PROBLEM ::
Locate every line in the records below that contains the word "Beispiel", and copy each one.

(Stored data)
++++++
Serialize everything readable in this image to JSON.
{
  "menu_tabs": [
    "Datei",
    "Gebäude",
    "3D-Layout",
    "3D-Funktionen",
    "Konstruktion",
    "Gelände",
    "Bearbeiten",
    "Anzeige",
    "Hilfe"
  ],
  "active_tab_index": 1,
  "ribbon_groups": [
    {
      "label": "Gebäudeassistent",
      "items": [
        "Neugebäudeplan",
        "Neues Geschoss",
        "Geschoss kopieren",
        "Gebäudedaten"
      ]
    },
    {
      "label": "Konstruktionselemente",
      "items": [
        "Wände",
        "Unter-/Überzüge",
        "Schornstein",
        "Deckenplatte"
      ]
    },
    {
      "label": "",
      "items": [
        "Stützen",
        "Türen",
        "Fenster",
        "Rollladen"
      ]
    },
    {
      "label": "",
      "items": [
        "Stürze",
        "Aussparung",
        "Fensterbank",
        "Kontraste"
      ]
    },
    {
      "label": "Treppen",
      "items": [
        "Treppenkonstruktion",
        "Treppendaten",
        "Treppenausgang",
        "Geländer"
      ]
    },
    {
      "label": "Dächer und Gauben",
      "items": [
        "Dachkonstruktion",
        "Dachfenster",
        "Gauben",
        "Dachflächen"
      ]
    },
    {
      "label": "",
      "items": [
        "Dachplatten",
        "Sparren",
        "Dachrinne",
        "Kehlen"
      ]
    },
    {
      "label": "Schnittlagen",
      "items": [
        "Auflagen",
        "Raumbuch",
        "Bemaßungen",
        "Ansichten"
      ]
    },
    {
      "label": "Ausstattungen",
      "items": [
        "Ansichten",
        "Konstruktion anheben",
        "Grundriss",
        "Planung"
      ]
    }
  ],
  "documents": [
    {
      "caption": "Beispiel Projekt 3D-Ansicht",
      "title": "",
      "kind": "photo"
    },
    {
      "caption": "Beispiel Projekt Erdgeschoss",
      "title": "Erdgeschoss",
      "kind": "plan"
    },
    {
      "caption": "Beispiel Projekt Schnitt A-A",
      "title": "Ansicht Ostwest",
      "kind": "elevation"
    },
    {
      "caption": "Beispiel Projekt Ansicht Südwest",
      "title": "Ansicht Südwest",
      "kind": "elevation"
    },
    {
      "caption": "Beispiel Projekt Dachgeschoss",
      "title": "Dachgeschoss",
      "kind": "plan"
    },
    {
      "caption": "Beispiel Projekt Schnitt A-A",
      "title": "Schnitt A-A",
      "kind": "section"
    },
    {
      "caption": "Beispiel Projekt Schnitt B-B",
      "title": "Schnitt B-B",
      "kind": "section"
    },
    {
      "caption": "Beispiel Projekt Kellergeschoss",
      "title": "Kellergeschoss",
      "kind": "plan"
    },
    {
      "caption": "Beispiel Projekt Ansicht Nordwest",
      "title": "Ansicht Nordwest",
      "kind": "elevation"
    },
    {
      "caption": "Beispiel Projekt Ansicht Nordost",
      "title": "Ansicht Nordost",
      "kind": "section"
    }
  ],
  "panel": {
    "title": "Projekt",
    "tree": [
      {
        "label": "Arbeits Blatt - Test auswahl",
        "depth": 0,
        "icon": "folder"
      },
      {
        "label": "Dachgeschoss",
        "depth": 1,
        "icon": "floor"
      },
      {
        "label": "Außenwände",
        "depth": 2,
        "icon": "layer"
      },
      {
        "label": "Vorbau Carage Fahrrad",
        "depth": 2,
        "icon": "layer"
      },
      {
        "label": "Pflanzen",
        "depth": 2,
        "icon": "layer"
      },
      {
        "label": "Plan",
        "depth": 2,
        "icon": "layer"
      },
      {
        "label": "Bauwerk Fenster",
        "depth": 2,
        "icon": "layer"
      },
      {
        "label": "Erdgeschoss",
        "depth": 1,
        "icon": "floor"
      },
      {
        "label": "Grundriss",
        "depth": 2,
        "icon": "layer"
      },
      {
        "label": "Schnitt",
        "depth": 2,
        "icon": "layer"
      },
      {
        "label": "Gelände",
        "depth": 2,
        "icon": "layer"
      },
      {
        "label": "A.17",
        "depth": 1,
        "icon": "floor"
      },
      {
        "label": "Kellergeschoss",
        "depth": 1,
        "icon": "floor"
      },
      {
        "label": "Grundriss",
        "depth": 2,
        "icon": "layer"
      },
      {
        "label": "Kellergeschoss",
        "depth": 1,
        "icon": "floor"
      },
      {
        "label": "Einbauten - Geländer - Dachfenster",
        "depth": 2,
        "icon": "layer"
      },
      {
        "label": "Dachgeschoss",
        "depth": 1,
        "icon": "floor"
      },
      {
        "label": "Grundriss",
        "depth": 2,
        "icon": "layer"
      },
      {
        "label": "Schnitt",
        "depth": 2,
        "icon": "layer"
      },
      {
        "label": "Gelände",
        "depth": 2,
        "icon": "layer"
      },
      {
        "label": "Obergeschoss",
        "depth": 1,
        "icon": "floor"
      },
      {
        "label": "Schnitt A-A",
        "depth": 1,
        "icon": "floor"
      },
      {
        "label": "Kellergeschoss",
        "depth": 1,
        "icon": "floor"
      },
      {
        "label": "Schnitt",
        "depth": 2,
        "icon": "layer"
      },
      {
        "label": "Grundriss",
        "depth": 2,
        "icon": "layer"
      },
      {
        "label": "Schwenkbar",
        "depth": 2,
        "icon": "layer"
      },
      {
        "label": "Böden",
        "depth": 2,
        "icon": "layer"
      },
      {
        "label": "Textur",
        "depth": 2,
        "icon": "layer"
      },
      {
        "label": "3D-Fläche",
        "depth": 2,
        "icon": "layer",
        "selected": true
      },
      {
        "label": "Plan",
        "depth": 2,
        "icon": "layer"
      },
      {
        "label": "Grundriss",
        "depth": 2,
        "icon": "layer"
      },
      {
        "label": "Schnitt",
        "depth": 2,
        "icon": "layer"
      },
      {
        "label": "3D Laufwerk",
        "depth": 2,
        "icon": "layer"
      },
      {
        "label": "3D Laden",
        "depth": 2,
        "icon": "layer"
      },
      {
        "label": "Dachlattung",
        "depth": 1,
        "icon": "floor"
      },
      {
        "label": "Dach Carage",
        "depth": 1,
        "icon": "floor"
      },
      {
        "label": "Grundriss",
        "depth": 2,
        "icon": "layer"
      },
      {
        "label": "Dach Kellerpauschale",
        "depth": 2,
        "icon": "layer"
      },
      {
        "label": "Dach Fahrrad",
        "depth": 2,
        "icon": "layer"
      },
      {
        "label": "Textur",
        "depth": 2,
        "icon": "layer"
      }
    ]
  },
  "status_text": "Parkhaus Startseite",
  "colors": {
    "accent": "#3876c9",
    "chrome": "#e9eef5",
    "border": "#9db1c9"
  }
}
++++++
ANSWER TO THIS EXERCISE ::
      "caption": "Beispiel Projekt 3D-Ansicht",
      "caption": "Beispiel Projekt Erdgeschoss",
      "caption": "Beispiel Projekt Schnitt A-A",
      "caption": "Beispiel Projekt Ansicht Südwest",
      "caption": "Beispiel Projekt Dachgeschoss",
      "caption": "Beispiel Projekt Schnitt A-A",
      "caption": "Beispiel Projekt Schnitt B-B",
      "caption": "Beispiel Projekt Kellergeschoss",
      "caption": "Beispiel Projekt Ansicht Nordwest",
      "caption": "Beispiel Projekt Ansicht Nordost",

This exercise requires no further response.